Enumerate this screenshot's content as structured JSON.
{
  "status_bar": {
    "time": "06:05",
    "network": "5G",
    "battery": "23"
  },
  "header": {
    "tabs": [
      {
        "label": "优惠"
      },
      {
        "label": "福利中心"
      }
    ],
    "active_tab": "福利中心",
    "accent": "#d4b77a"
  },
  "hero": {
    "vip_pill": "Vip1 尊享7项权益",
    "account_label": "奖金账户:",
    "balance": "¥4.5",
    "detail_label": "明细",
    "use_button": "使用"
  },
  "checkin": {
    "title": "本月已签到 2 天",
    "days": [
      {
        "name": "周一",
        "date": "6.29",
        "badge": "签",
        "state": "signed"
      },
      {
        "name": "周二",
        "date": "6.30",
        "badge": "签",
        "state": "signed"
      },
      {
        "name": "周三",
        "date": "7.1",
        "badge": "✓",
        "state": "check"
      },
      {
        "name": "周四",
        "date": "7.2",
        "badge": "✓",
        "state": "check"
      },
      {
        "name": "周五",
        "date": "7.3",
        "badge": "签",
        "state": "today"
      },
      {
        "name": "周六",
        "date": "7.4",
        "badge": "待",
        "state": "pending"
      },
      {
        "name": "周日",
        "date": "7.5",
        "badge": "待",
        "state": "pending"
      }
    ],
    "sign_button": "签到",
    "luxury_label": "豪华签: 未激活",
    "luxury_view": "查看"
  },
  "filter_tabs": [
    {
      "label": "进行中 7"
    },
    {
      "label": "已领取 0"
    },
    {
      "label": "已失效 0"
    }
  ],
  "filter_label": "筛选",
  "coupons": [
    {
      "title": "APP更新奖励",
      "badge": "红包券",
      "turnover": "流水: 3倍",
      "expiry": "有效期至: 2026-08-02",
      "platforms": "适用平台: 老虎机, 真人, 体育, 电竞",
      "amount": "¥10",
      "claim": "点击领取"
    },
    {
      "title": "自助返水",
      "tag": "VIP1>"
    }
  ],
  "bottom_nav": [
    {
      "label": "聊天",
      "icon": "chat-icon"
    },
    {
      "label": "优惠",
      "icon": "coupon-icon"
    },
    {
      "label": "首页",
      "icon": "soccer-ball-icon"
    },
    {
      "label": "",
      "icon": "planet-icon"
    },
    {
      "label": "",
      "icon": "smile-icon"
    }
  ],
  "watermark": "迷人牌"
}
☆ ☆ ☆
WHAT THE TASK ASKS -
Go through the listing above and restate it word for word.

ANSWER BELOW -
Enumerate this screenshot's content as structured JSON.
{
  "status_bar": {
    "time": "06:05",
    "network": "5G",
    "battery": "23"
  },
  "header": {
    "tabs": [
      {
        "label": "优惠"
      },
      {
        "label": "福利中心"
      }
    ],
    "active_tab": "福利中心",
    "accent": "#d4b77a"
  },
  "hero": {
    "vip_pill": "Vip1 尊享7项权益",
    "account_label": "奖金账户:",
    "balance": "¥4.5",
    "detail_label": "明细",
    "use_button": "使用"
  },
  "checkin": {
    "title": "本月已签到 2 天",
    "days": [
      {
        "name": "周一",
        "date": "6.29",
        "badge": "签",
        "state": "signed"
      },
      {
        "name": "周二",
        "date": "6.30",
        "badge": "签",
        "state": "signed"
      },
      {
        "name": "周三",
        "date": "7.1",
        "badge": "✓",
        "state": "check"
      },
      {
        "name": "周四",
        "date": "7.2",
        "badge": "✓",
        "state": "check"
      },
      {
        "name": "周五",
        "date": "7.3",
        "badge": "签",
        "state": "today"
      },
      {
        "name": "周六",
        "date": "7.4",
        "badge": "待",
        "state": "pending"
      },
      {
        "name": "周日",
        "date": "7.5",
        "badge": "待",
        "state": "pending"
      }
    ],
    "sign_button": "签到",
    "luxury_label": "豪华签: 未激活",
    "luxury_view": "查看"
  },
  "filter_tabs": [
    {
      "label": "进行中 7"
    },
    {
      "label": "已领取 0"
    },
    {
      "label": "已失效 0"
    }
  ],
  "filter_label": "筛选",
  "coupons": [
    {
      "title": "APP更新奖励",
      "badge": "红包券",
      "turnover": "流水: 3倍",
      "expiry": "有效期至: 2026-08-02",
      "platforms": "适用平台: 老虎机, 真人, 体育, 电竞",
      "amount": "¥10",
      "claim": "点击领取"
    },
    {
      "title": "自助返水",
      "tag": "VIP1>"
    }
  ],
  "bottom_nav": [
    {
      "label": "聊天",
      "icon": "chat-icon"
    },
    {
      "label": "优惠",
      "icon": "coupon-icon"
    },
    {
      "label": "首页",
      "icon": "soccer-ball-icon"
    },
    {
      "label": "",
      "icon": "planet-icon"
    },
    {
      "label": "",
      "icon": "smile-icon"
    }
  ],
  "watermark": "迷人牌"
}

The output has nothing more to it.